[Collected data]
________________________________________

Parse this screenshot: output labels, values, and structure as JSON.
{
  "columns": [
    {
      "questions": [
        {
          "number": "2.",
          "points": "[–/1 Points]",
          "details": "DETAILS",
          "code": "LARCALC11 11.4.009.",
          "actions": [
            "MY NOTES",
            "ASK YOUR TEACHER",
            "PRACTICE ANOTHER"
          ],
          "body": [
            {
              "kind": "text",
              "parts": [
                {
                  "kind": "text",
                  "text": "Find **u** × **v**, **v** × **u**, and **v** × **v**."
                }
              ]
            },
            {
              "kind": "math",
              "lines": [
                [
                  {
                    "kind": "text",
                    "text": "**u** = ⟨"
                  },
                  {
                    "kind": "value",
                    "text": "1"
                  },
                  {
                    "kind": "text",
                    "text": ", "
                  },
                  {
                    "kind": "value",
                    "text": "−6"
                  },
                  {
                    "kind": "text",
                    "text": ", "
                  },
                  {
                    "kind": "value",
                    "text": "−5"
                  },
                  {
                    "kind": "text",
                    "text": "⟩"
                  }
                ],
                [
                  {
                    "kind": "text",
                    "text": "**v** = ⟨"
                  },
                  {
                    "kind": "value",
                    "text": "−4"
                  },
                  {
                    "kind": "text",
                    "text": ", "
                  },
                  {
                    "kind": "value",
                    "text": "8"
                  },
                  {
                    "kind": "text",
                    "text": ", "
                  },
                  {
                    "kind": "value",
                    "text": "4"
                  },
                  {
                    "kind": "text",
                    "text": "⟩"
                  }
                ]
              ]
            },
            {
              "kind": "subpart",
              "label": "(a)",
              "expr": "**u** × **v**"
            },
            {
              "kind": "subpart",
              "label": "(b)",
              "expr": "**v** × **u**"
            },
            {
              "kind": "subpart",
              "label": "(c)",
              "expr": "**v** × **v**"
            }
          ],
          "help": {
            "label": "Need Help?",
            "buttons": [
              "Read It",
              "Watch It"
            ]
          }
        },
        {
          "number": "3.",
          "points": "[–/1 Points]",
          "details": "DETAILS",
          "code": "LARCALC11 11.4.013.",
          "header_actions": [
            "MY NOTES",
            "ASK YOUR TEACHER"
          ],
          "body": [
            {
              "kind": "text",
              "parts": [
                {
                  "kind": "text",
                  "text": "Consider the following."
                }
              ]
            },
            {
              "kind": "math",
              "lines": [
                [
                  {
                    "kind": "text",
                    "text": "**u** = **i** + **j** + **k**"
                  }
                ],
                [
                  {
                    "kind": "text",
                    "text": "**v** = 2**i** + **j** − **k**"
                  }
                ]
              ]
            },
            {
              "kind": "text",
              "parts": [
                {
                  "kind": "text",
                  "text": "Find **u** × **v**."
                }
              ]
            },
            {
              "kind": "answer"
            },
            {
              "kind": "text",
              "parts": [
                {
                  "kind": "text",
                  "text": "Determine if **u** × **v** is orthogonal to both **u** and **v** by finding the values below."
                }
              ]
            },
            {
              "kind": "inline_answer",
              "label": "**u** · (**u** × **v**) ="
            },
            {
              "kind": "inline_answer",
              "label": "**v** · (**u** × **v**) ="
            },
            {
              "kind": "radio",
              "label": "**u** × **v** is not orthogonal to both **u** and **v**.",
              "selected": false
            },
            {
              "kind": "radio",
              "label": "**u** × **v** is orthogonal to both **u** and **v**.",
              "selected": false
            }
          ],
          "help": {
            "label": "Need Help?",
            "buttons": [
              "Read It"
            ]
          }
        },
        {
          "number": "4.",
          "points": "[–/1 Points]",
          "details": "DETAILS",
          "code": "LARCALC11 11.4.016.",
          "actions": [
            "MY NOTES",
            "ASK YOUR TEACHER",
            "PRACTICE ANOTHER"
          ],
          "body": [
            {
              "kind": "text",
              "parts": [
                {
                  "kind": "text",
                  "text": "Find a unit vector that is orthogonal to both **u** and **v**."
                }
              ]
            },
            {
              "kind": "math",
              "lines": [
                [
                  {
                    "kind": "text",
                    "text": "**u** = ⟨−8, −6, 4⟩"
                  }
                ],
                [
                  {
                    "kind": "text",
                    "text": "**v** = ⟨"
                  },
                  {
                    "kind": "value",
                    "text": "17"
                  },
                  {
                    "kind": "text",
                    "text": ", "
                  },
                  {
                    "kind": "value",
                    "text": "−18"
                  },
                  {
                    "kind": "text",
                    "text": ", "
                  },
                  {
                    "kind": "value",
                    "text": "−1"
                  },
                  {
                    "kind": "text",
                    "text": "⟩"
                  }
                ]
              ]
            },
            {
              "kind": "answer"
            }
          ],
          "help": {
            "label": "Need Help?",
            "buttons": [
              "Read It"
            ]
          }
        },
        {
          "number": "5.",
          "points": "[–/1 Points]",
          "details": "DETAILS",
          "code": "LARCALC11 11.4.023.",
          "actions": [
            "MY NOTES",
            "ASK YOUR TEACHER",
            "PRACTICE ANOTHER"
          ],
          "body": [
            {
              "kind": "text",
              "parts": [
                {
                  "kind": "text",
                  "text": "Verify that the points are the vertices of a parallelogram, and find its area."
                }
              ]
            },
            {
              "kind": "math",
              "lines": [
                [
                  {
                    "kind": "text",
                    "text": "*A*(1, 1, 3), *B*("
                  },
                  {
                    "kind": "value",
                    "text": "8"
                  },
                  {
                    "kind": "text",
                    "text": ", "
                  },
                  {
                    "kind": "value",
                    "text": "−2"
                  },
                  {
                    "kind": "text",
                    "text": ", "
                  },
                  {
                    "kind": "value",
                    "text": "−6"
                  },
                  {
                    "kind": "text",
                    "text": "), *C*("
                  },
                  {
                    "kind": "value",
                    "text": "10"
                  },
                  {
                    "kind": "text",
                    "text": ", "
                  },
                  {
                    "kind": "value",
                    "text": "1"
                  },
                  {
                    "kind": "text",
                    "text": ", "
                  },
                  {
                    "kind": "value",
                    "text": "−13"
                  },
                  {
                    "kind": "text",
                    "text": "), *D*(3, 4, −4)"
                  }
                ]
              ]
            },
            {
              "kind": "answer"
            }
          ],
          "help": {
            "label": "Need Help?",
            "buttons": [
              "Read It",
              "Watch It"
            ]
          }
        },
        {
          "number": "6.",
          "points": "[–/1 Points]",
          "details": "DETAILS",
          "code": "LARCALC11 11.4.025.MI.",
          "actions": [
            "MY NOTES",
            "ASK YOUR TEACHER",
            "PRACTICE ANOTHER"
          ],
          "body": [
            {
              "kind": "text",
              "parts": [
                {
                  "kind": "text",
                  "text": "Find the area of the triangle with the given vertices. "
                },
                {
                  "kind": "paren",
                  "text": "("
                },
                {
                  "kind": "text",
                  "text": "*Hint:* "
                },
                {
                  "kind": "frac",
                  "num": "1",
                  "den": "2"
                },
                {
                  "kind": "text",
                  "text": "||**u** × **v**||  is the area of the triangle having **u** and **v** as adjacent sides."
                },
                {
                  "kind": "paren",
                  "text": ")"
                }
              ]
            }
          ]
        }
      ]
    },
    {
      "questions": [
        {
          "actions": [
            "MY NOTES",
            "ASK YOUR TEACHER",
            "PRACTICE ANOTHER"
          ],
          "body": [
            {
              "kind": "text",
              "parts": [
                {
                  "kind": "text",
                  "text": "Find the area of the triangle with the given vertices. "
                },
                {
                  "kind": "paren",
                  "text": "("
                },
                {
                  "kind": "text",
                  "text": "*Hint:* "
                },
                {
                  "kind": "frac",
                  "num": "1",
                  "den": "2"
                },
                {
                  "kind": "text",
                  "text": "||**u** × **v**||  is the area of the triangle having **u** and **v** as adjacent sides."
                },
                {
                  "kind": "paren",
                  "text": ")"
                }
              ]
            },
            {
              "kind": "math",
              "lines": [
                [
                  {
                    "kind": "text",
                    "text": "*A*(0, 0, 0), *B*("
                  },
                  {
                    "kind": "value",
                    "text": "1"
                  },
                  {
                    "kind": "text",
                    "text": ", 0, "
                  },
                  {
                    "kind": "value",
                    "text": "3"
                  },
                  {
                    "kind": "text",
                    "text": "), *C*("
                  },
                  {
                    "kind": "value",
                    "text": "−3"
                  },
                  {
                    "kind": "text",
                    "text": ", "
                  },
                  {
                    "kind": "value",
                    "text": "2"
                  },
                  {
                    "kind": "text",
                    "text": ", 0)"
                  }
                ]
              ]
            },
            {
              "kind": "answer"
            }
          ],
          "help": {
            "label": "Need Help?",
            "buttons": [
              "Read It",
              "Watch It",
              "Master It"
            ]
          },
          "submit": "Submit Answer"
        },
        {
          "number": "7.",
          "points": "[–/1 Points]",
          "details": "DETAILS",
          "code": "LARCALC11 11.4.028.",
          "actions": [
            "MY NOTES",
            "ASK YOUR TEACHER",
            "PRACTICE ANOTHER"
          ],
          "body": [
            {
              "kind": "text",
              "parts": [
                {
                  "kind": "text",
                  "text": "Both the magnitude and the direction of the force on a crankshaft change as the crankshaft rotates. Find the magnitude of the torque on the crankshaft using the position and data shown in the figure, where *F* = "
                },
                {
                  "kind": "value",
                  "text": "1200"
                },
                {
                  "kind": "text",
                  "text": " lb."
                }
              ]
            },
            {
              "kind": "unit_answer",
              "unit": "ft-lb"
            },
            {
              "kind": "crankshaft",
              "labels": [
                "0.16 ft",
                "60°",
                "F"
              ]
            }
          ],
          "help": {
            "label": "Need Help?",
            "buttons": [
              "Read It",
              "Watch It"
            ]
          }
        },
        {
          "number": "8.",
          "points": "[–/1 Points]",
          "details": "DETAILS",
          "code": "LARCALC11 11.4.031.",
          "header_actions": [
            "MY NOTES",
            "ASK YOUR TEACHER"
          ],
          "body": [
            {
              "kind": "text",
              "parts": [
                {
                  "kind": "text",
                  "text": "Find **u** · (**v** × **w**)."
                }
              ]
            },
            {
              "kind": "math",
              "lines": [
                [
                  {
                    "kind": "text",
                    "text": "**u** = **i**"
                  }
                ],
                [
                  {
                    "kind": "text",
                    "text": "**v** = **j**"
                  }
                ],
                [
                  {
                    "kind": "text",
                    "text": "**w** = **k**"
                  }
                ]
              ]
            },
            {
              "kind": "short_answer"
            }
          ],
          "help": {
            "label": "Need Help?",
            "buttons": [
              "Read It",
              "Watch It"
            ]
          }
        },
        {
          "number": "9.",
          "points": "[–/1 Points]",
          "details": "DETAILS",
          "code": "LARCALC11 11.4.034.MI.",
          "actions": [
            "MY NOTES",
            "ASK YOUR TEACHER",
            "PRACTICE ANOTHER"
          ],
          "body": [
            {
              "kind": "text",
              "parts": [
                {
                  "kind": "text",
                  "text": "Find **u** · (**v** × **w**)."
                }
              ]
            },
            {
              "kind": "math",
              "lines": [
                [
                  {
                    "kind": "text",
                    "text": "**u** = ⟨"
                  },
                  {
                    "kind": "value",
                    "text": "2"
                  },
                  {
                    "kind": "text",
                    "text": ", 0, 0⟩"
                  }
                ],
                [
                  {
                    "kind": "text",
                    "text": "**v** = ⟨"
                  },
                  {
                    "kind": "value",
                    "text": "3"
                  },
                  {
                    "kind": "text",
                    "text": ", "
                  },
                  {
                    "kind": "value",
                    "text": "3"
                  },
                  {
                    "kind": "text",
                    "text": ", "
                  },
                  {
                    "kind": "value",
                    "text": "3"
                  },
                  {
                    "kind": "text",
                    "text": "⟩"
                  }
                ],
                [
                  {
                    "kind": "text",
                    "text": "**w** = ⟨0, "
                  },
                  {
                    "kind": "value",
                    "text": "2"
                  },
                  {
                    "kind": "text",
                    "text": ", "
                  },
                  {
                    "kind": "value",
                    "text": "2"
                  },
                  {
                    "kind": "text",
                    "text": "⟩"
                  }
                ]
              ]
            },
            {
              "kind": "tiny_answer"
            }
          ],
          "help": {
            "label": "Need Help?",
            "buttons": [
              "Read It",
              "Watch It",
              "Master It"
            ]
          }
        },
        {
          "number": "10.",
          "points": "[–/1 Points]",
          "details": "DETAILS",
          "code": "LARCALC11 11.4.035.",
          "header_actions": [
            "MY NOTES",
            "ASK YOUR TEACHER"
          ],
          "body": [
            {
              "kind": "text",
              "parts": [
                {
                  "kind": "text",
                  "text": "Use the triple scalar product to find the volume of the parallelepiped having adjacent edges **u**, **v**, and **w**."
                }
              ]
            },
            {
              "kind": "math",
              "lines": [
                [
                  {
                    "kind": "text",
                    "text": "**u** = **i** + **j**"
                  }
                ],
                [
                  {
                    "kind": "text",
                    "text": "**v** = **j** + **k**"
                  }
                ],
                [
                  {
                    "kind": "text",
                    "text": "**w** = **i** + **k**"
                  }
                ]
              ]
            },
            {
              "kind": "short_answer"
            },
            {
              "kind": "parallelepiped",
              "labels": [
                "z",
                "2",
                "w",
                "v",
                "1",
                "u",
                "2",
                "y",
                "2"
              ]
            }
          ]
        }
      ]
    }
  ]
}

________________________________________

**What the task requires**: Pick out, from the lines above, every one that contains the string "number".

**The answer**:
          "number": "2.",
          "number": "3.",
          "number": "4.",
          "number": "5.",
          "number": "6.",
          "number": "7.",
          "number": "8.",
          "number": "9.",
          "number": "10.",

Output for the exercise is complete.